Records from a data collection

--- begin ---

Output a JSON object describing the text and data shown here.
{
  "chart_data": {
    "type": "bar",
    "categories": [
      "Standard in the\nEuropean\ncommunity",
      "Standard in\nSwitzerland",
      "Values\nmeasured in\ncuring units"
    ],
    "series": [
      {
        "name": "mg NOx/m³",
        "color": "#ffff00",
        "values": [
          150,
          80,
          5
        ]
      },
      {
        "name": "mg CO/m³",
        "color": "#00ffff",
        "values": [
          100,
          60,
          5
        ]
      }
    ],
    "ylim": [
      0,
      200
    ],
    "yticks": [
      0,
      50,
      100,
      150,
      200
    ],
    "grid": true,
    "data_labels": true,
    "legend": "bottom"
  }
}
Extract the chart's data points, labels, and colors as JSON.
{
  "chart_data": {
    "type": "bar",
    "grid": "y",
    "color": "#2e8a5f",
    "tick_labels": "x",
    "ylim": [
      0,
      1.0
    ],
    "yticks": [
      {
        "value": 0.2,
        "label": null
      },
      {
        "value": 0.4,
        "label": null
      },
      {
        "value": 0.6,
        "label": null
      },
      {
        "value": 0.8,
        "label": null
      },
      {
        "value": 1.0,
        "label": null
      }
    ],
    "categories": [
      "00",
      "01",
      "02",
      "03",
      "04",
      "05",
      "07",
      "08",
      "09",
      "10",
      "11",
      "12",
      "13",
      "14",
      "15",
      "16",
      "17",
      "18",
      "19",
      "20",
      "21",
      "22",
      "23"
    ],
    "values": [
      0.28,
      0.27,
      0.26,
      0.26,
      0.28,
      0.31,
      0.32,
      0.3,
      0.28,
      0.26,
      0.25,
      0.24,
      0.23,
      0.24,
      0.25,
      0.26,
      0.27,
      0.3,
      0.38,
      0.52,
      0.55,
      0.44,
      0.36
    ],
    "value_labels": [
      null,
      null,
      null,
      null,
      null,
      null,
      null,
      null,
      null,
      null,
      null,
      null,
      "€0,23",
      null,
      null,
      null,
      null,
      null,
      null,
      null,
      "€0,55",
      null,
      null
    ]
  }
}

--- end ---

### Requirement
Would you give the material above again, complete and exact?

### Result
Output a JSON object describing the text and data shown here.
{
  "chart_data": {
    "type": "bar",
    "categories": [
      "Standard in the\nEuropean\ncommunity",
      "Standard in\nSwitzerland",
      "Values\nmeasured in\ncuring units"
    ],
    "series": [
      {
        "name": "mg NOx/m³",
        "color": "#ffff00",
        "values": [
          150,
          80,
          5
        ]
      },
      {
        "name": "mg CO/m³",
        "color": "#00ffff",
        "values": [
          100,
          60,
          5
        ]
      }
    ],
    "ylim": [
      0,
      200
    ],
    "yticks": [
      0,
      50,
      100,
      150,
      200
    ],
    "grid": true,
    "data_labels": true,
    "legend": "bottom"
  }
}
Extract the chart's data points, labels, and colors as JSON.
{
  "chart_data": {
    "type": "bar",
    "grid": "y",
    "color": "#2e8a5f",
    "tick_labels": "x",
    "ylim": [
      0,
      1.0
    ],
    "yticks": [
      {
        "value": 0.2,
        "label": null
      },
      {
        "value": 0.4,
        "label": null
      },
      {
        "value": 0.6,
        "label": null
      },
      {
        "value": 0.8,
        "label": null
      },
      {
        "value": 1.0,
        "label": null
      }
    ],
    "categories": [
      "00",
      "01",
      "02",
      "03",
      "04",
      "05",
      "07",
      "08",
      "09",
      "10",
      "11",
      "12",
      "13",
      "14",
      "15",
      "16",
      "17",
      "18",
      "19",
      "20",
      "21",
      "22",
      "23"
    ],
    "values": [
      0.28,
      0.27,
      0.26,
      0.26,
      0.28,
      0.31,
      0.32,
      0.3,
      0.28,
      0.26,
      0.25,
      0.24,
      0.23,
      0.24,
      0.25,
      0.26,
      0.27,
      0.3,
      0.38,
      0.52,
      0.55,
      0.44,
      0.36
    ],
    "value_labels": [
      null,
      null,
      null,
      null,
      null,
      null,
      null,
      null,
      null,
      null,
      null,
      null,
      "€0,23",
      null,
      null,
      null,
      null,
      null,
      null,
      null,
      "€0,55",
      null,
      null
    ]
  }
}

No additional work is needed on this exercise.